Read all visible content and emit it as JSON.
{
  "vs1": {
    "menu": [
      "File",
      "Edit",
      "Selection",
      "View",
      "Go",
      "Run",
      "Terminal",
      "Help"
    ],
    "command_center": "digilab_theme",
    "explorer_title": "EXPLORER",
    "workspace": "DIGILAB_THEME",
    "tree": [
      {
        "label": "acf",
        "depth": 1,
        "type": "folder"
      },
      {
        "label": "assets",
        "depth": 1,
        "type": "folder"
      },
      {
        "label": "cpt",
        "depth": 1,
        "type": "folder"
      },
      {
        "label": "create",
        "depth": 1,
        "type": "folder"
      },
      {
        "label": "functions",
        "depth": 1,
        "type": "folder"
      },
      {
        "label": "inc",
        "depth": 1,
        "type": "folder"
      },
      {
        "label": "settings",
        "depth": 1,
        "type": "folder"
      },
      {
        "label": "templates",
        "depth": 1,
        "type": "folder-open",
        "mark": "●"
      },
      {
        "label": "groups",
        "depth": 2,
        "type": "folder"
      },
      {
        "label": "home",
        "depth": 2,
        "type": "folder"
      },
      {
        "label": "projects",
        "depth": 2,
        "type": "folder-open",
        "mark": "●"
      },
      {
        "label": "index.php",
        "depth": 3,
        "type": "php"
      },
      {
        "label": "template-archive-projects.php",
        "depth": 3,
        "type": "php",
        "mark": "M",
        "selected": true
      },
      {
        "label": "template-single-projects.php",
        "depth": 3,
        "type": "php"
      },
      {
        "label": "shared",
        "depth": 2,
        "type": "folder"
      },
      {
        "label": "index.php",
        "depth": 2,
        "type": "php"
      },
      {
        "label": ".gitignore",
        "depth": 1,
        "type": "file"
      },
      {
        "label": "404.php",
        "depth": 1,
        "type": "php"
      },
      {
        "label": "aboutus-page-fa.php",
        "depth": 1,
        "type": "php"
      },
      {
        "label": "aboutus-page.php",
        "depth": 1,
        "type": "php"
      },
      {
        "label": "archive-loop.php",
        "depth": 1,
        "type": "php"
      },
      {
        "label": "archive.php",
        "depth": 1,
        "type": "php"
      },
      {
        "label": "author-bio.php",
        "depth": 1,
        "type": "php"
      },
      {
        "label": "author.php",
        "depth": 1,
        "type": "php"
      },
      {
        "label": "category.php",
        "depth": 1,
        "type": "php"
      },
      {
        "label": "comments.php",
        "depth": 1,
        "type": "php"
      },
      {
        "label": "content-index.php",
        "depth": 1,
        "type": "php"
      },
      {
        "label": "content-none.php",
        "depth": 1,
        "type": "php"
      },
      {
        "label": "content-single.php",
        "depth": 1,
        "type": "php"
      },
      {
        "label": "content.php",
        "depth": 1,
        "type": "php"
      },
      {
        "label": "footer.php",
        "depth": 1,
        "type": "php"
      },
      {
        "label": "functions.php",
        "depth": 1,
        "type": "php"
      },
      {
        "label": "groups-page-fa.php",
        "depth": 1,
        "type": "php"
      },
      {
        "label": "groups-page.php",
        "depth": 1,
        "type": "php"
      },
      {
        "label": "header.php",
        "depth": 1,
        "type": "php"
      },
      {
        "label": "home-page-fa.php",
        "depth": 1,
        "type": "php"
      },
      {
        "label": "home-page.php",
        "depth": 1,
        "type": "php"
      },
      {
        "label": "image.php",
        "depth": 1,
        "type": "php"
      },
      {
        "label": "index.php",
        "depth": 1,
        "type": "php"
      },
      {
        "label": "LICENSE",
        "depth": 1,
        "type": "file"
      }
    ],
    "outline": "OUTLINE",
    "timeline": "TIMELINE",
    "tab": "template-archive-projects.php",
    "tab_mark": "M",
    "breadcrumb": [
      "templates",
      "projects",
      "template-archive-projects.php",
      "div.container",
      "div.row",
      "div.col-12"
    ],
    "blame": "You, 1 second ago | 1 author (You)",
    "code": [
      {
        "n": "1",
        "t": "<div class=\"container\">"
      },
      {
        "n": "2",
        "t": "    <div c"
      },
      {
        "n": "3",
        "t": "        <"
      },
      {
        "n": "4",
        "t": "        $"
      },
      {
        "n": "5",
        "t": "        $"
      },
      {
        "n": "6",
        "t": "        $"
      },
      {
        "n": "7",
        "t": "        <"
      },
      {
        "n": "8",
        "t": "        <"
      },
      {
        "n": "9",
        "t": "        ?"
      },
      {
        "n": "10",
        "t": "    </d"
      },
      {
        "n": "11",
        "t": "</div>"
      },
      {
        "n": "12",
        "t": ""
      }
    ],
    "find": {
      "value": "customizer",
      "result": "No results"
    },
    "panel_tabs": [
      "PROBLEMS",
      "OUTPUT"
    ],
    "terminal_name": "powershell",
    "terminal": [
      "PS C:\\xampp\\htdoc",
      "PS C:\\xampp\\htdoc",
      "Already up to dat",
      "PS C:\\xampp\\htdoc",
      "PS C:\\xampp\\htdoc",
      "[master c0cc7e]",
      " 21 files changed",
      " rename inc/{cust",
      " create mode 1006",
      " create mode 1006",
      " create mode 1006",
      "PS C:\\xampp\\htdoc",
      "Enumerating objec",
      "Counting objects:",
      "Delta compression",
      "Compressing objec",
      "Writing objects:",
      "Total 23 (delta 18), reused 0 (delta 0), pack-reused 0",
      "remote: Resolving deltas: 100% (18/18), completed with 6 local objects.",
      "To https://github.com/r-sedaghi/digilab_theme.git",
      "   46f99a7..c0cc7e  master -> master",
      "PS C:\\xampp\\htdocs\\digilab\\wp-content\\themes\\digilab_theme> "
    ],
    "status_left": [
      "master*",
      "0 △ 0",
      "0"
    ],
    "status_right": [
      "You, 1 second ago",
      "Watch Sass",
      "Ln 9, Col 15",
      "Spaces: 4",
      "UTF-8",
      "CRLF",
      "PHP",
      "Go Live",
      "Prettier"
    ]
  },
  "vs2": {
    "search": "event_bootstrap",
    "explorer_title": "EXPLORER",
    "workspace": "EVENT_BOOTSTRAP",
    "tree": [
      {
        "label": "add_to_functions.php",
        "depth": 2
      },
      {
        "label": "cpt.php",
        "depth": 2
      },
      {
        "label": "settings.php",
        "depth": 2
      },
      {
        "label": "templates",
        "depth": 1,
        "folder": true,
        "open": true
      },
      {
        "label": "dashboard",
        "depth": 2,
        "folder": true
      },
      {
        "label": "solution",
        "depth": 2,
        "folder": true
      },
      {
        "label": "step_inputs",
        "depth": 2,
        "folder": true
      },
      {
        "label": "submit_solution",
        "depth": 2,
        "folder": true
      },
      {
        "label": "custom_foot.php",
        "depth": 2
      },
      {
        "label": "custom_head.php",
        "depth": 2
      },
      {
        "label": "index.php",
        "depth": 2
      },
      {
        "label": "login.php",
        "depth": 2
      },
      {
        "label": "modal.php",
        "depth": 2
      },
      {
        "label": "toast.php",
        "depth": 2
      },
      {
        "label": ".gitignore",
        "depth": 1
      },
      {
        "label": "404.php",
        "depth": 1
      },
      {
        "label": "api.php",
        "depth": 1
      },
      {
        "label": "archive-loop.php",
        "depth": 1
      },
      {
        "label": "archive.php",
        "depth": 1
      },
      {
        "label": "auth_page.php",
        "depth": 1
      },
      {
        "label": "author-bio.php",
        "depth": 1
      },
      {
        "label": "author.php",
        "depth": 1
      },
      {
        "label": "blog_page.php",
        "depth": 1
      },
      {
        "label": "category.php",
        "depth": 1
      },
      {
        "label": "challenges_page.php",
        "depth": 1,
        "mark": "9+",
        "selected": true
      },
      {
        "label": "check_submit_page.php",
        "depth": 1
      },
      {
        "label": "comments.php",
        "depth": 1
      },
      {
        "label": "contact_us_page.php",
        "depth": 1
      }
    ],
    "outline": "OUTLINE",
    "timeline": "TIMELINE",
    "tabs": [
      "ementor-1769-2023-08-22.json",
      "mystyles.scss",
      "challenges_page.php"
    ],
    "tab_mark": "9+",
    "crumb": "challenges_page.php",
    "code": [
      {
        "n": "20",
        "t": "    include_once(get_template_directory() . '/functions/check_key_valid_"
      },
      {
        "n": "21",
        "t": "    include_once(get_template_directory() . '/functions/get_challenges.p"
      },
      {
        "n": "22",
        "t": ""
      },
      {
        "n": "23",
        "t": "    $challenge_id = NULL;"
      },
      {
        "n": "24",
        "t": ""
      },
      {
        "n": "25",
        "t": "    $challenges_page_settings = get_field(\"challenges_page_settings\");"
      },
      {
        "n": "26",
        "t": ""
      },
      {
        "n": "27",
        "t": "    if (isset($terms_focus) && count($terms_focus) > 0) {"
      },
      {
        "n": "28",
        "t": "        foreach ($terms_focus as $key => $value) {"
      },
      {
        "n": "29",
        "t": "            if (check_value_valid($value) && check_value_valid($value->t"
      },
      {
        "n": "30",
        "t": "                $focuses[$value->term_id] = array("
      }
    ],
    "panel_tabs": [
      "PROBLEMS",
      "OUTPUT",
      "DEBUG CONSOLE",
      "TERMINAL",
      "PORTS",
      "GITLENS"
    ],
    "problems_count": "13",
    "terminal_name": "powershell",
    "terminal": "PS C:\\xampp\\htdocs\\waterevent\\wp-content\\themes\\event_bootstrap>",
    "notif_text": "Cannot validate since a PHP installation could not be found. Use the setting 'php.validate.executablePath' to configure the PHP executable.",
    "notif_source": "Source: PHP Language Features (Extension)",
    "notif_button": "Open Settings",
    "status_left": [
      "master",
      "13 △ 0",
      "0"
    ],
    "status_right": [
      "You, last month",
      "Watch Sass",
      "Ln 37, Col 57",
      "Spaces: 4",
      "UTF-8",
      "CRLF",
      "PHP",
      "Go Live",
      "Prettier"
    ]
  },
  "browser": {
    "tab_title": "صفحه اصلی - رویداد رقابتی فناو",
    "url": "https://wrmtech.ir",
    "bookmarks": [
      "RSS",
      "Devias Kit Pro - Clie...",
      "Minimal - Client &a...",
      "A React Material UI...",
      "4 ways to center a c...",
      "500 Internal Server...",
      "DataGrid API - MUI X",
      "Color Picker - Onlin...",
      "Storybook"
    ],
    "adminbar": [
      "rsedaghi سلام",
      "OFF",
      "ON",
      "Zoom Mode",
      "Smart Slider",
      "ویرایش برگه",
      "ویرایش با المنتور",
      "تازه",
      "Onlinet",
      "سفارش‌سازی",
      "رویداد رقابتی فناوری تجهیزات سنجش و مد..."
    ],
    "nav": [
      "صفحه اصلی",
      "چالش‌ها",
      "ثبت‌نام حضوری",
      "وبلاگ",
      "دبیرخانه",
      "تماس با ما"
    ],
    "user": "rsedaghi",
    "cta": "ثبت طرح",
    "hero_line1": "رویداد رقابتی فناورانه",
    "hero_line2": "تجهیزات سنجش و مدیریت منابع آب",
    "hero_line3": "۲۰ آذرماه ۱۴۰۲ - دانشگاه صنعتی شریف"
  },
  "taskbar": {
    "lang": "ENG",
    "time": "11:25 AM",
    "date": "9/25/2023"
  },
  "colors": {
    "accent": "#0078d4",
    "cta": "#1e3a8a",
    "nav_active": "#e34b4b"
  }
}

= = = = =

◆ What you should do
Scan the listing above and copy all lines containing the word "رقابتی".

◆ Worked answer
    "tab_title": "صفحه اصلی - رویداد رقابتی فناو",
      "رویداد رقابتی فناوری تجهیزات سنجش و مد..."
    "hero_line1": "رویداد رقابتی فناورانه",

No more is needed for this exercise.